WHAT YOU NEED TO DO —
Identify the lines that include the word "about", then copy all of them.

INFORMATION PROVIDED —
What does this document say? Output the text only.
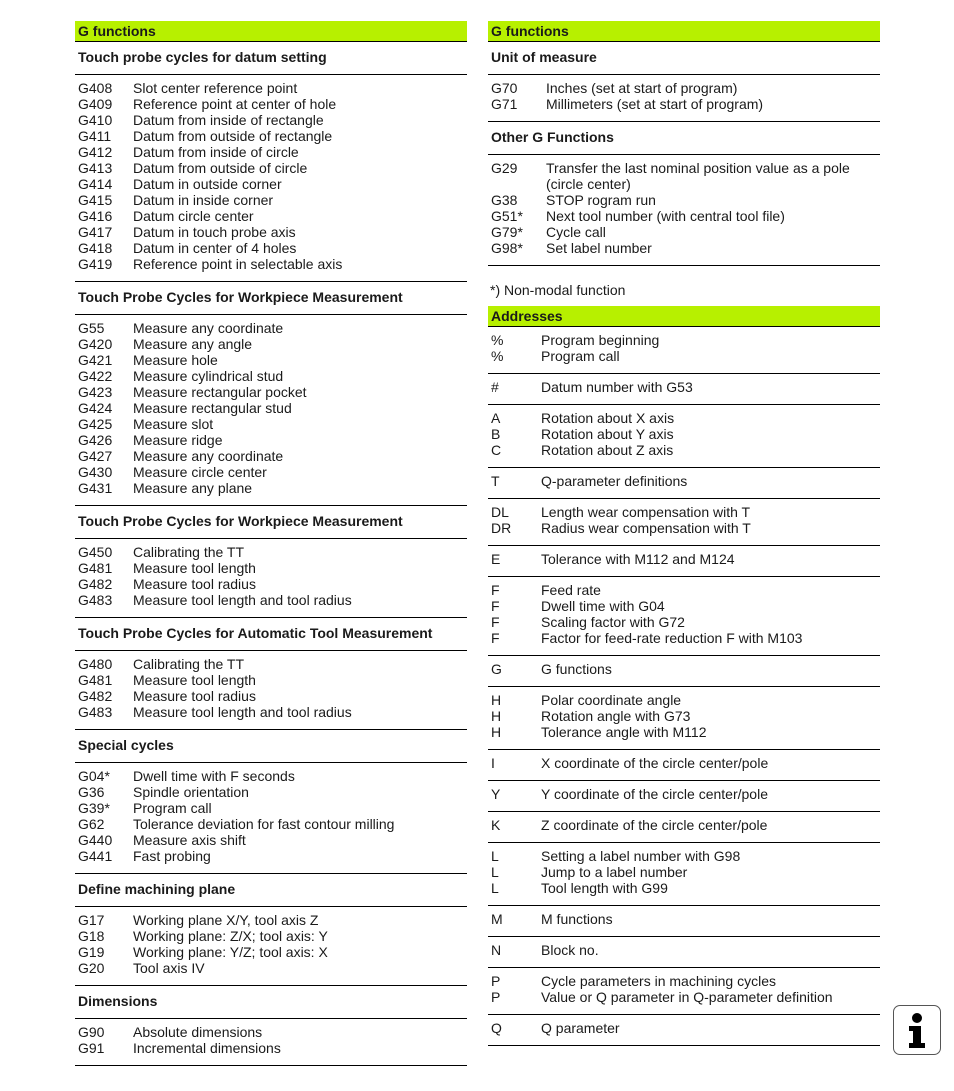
G functions
Touch probe cycles for datum setting
G408	Slot center reference point
G409	Reference point at center of hole
G410	Datum from inside of rectangle
G411	Datum from outside of rectangle
G412	Datum from inside of circle
G413	Datum from outside of circle
G414	Datum in outside corner
G415	Datum in inside corner
G416	Datum circle center
G417	Datum in touch probe axis
G418	Datum in center of 4 holes
G419	Reference point in selectable axis
Touch Probe Cycles for Workpiece Measurement
G55	Measure any coordinate
G420	Measure any angle
G421	Measure hole
G422	Measure cylindrical stud
G423	Measure rectangular pocket
G424	Measure rectangular stud
G425	Measure slot
G426	Measure ridge
G427	Measure any coordinate
G430	Measure circle center
G431	Measure any plane
Touch Probe Cycles for Workpiece Measurement
G450	Calibrating the TT
G481	Measure tool length
G482	Measure tool radius
G483	Measure tool length and tool radius
Touch Probe Cycles for Automatic Tool Measurement
G480	Calibrating the TT
G481	Measure tool length
G482	Measure tool radius
G483	Measure tool length and tool radius
Special cycles
G04*	Dwell time with F seconds
G36	Spindle orientation
G39*	Program call
G62	Tolerance deviation for fast contour milling
G440	Measure axis shift
G441	Fast probing
Define machining plane
G17	Working plane X/Y, tool axis Z
G18	Working plane: Z/X; tool axis: Y
G19	Working plane: Y/Z; tool axis: X
G20	Tool axis IV
Dimensions
G90	Absolute dimensions
G91	Incremental dimensions
G functions
Unit of measure
G70	Inches (set at start of program)
G71	Millimeters (set at start of program)
Other G Functions
G29	Transfer the last nominal position value as a pole
(circle center)
G38	STOP rogram run
G51*	Next tool number (with central tool file)
G79*	Cycle call
G98*	Set label number
*) Non-modal function
Addresses
%	Program beginning
%	Program call
#	Datum number with G53
A	Rotation about X axis
B	Rotation about Y axis
C	Rotation about Z axis
T	Q-parameter definitions
DL	Length wear compensation with T
DR	Radius wear compensation with T
E	Tolerance with M112 and M124
F	Feed rate
F	Dwell time with G04
F	Scaling factor with G72
F	Factor for feed-rate reduction F with M103
G	G functions
H	Polar coordinate angle
H	Rotation angle with G73
H	Tolerance angle with M112
I	X coordinate of the circle center/pole
Y	Y coordinate of the circle center/pole
K	Z coordinate of the circle center/pole
L	Setting a label number with G98
L	Jump to a label number
L	Tool length with G99
M	M functions
N	Block no.
P	Cycle parameters in machining cycles
P	Value or Q parameter in Q-parameter definition
Q	Q parameter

EXERCISE RESPONSE —
A	Rotation about X axis
B	Rotation about Y axis
C	Rotation about Z axis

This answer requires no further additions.